Skip the pictures and quote all of the lines exactly.
--------------------------------
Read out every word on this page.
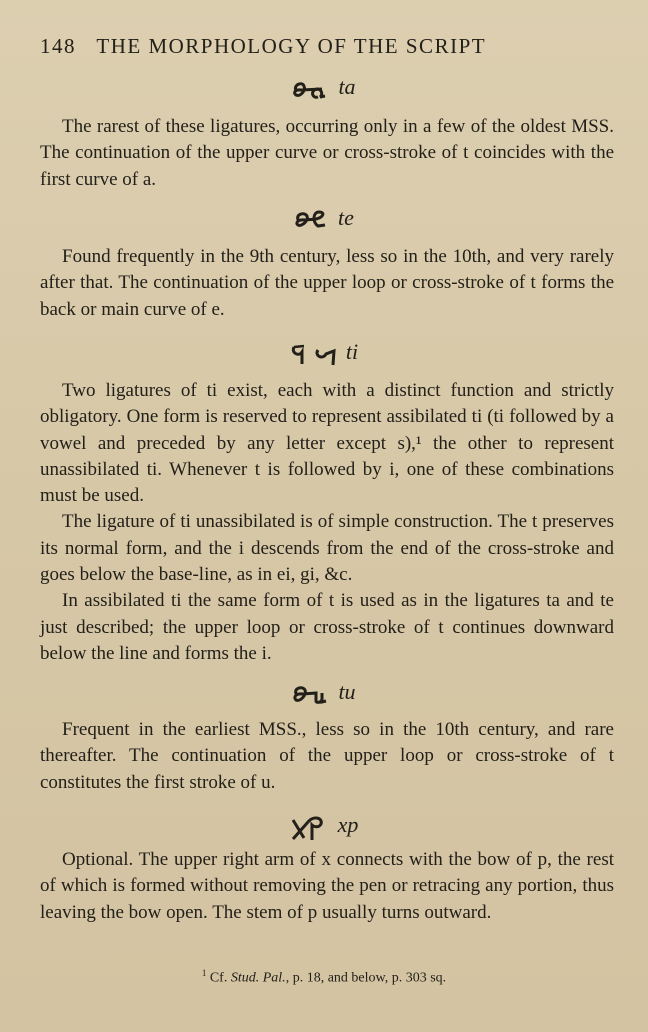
148 THE MORPHOLOGY OF THE SCRIPT
ta

The rarest of these ligatures, occurring only in a few of the oldest MSS. The continuation of the upper curve or cross-stroke of t coincides with the first curve of a.

te

Found frequently in the 9th century, less so in the 10th, and very rarely after that. The continuation of the upper loop or cross-stroke of t forms the back or main curve of e.

ti

Two ligatures of ti exist, each with a distinct function and strictly obligatory. One form is reserved to represent assibilated ti (ti followed by a vowel and preceded by any letter except s),¹ the other to represent unassibilated ti. Whenever t is followed by i, one of these combinations must be used.

The ligature of ti unassibilated is of simple construction. The t preserves its normal form, and the i descends from the end of the cross-stroke and goes below the base-line, as in ei, gi, &c.

In assibilated ti the same form of t is used as in the ligatures ta and te just described; the upper loop or cross-stroke of t continues downward below the line and forms the i.

tu

Frequent in the earliest MSS., less so in the 10th century, and rare thereafter. The continuation of the upper loop or cross-stroke of t constitutes the first stroke of u.

xp

Optional. The upper right arm of x connects with the bow of p, the rest of which is formed without removing the pen or retracing any portion, thus leaving the bow open. The stem of p usually turns outward.

$^1$ Cf. Stud. Pal., p. 18, and below, p. 303 sq.
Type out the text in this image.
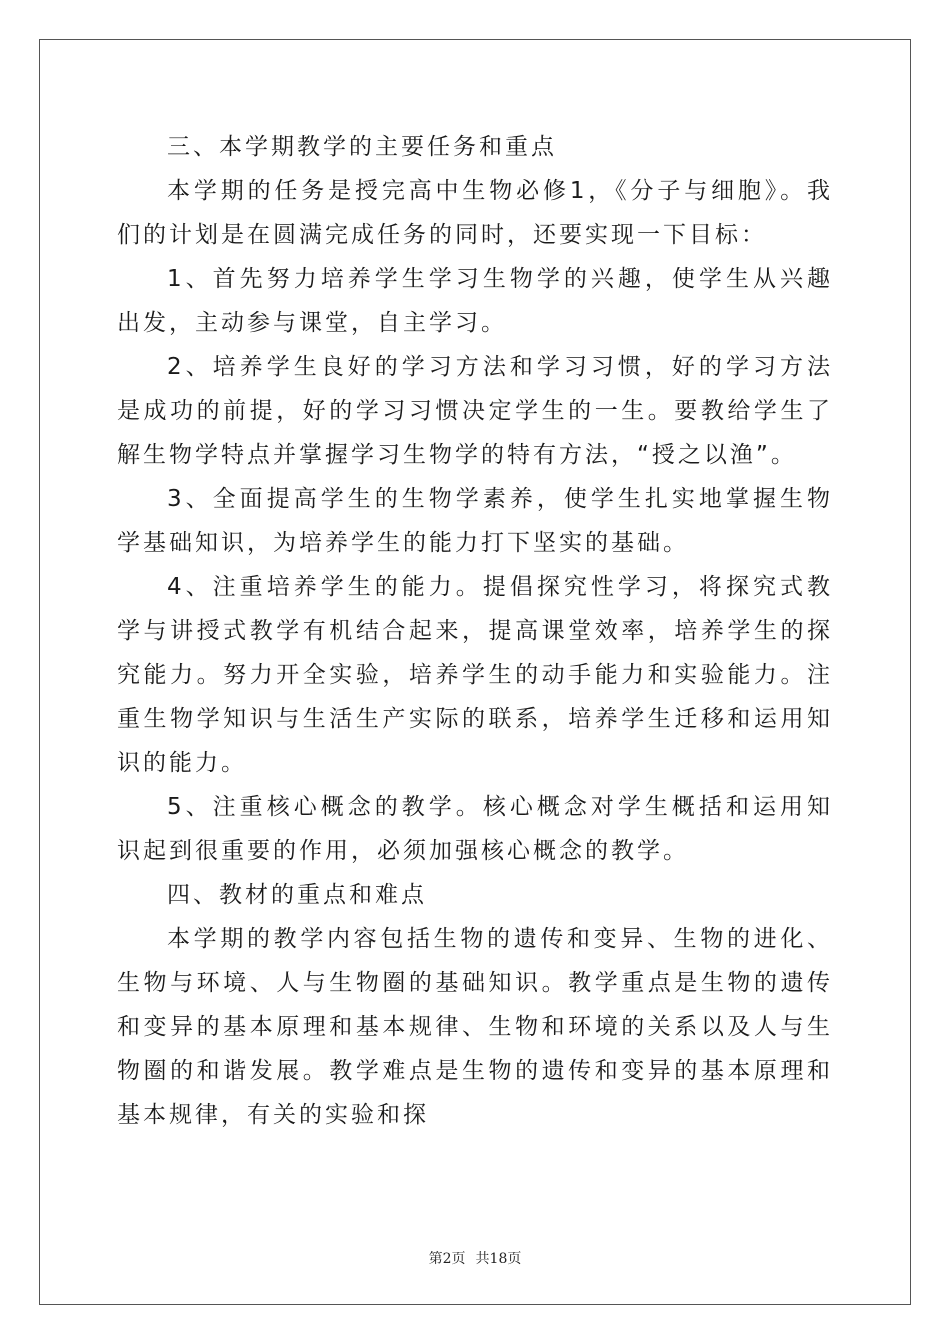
三、本学期教学的主要任务和重点

本学期的任务是授完高中生物必修1，《分子与细胞》。我们的计划是在圆满完成任务的同时，还要实现一下目标：

1、首先努力培养学生学习生物学的兴趣，使学生从兴趣出发，主动参与课堂，自主学习。

2、培养学生良好的学习方法和学习习惯，好的学习方法是成功的前提，好的学习习惯决定学生的一生。要教给学生了解生物学特点并掌握学习生物学的特有方法，“授之以渔”。

3、全面提高学生的生物学素养，使学生扎实地掌握生物学基础知识，为培养学生的能力打下坚实的基础。

4、注重培养学生的能力。提倡探究性学习，将探究式教学与讲授式教学有机结合起来，提高课堂效率，培养学生的探究能力。努力开全实验，培养学生的动手能力和实验能力。注重生物学知识与生活生产实际的联系，培养学生迁移和运用知识的能力。

5、注重核心概念的教学。核心概念对学生概括和运用知识起到很重要的作用，必须加强核心概念的教学。

四、教材的重点和难点

本学期的教学内容包括生物的遗传和变异、生物的进化、生物与环境、人与生物圈的基础知识。教学重点是生物的遗传和变异的基本原理和基本规律、生物和环境的关系以及人与生物圈的和谐发展。教学难点是生物的遗传和变异的基本原理和基本规律，有关的实验和探

第2页 共18页
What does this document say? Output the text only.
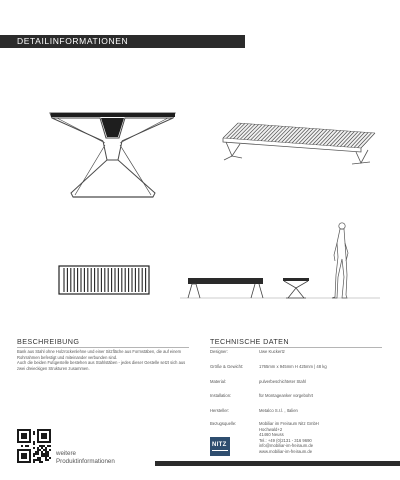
DETAILINFORMATIONEN
BESCHREIBUNG

Bank aus Stahl ohne Holzrückenlehne und einer Sitzfläche aus Formstäben, die auf einem Rohrrahmen befestigt und miteinander verbunden sind.

Auch die beiden Fußgestelle bestehen aus Stahlstäben - jedes dieser Gestelle setzt sich aus zwei dreieckigen Strukturen zusammen.

TECHNISCHE DATEN
Designer:	Uwe Kuckertz
Größe & Gewicht:	1765mm x 945mm H 425mm | 48 kg
Material:	pulverbeschichteter Stahl
Installation:	für Montageanker vorgebohrt
Hersteller:	Metalco S.r.l. , Italien
Bezugsquelle:	Mobiliar im Freiraum Nitz GmbH
Hochwald+2
41460 Neuss
Tel.: +49 (0)2131 - 316 9690
info@mobiliar-im-freiraum.de
www.mobiliar-im-freiraum.de
NITZ
weitere
Produktinformationen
--------------------------------
◆ **EXERCISE RESPONSE**:
Read out every word on this page.
148 THE MORPHOLOGY OF THE SCRIPT
ta

The rarest of these ligatures, occurring only in a few of the oldest MSS. The continuation of the upper curve or cross-stroke of t coincides with the first curve of a.

te

Found frequently in the 9th century, less so in the 10th, and very rarely after that. The continuation of the upper loop or cross-stroke of t forms the back or main curve of e.

ti

Two ligatures of ti exist, each with a distinct function and strictly obligatory. One form is reserved to represent assibilated ti (ti followed by a vowel and preceded by any letter except s),¹ the other to represent unassibilated ti. Whenever t is followed by i, one of these combinations must be used.

The ligature of ti unassibilated is of simple construction. The t preserves its normal form, and the i descends from the end of the cross-stroke and goes below the base-line, as in ei, gi, &c.

In assibilated ti the same form of t is used as in the ligatures ta and te just described; the upper loop or cross-stroke of t continues downward below the line and forms the i.

tu

Frequent in the earliest MSS., less so in the 10th century, and rare thereafter. The continuation of the upper loop or cross-stroke of t constitutes the first stroke of u.

xp

Optional. The upper right arm of x connects with the bow of p, the rest of which is formed without removing the pen or retracing any portion, thus leaving the bow open. The stem of p usually turns outward.

$^1$ Cf. Stud. Pal., p. 18, and below, p. 303 sq.
Type out the text in this image.
三、本学期教学的主要任务和重点

本学期的任务是授完高中生物必修1，《分子与细胞》。我们的计划是在圆满完成任务的同时，还要实现一下目标：

1、首先努力培养学生学习生物学的兴趣，使学生从兴趣出发，主动参与课堂，自主学习。

2、培养学生良好的学习方法和学习习惯，好的学习方法是成功的前提，好的学习习惯决定学生的一生。要教给学生了解生物学特点并掌握学习生物学的特有方法，“授之以渔”。

3、全面提高学生的生物学素养，使学生扎实地掌握生物学基础知识，为培养学生的能力打下坚实的基础。

4、注重培养学生的能力。提倡探究性学习，将探究式教学与讲授式教学有机结合起来，提高课堂效率，培养学生的探究能力。努力开全实验，培养学生的动手能力和实验能力。注重生物学知识与生活生产实际的联系，培养学生迁移和运用知识的能力。

5、注重核心概念的教学。核心概念对学生概括和运用知识起到很重要的作用，必须加强核心概念的教学。

四、教材的重点和难点

本学期的教学内容包括生物的遗传和变异、生物的进化、生物与环境、人与生物圈的基础知识。教学重点是生物的遗传和变异的基本原理和基本规律、生物和环境的关系以及人与生物圈的和谐发展。教学难点是生物的遗传和变异的基本原理和基本规律，有关的实验和探

第2页 共18页
What does this document say? Output the text only.
DETAILINFORMATIONEN
BESCHREIBUNG

Bank aus Stahl ohne Holzrückenlehne und einer Sitzfläche aus Formstäben, die auf einem Rohrrahmen befestigt und miteinander verbunden sind.

Auch die beiden Fußgestelle bestehen aus Stahlstäben - jedes dieser Gestelle setzt sich aus zwei dreieckigen Strukturen zusammen.

TECHNISCHE DATEN
Designer:	Uwe Kuckertz
Größe & Gewicht:	1765mm x 945mm H 425mm | 48 kg
Material:	pulverbeschichteter Stahl
Installation:	für Montageanker vorgebohrt
Hersteller:	Metalco S.r.l. , Italien
Bezugsquelle:	Mobiliar im Freiraum Nitz GmbH
Hochwald+2
41460 Neuss
Tel.: +49 (0)2131 - 316 9690
info@mobiliar-im-freiraum.de
www.mobiliar-im-freiraum.de
NITZ
weitere
Produktinformationen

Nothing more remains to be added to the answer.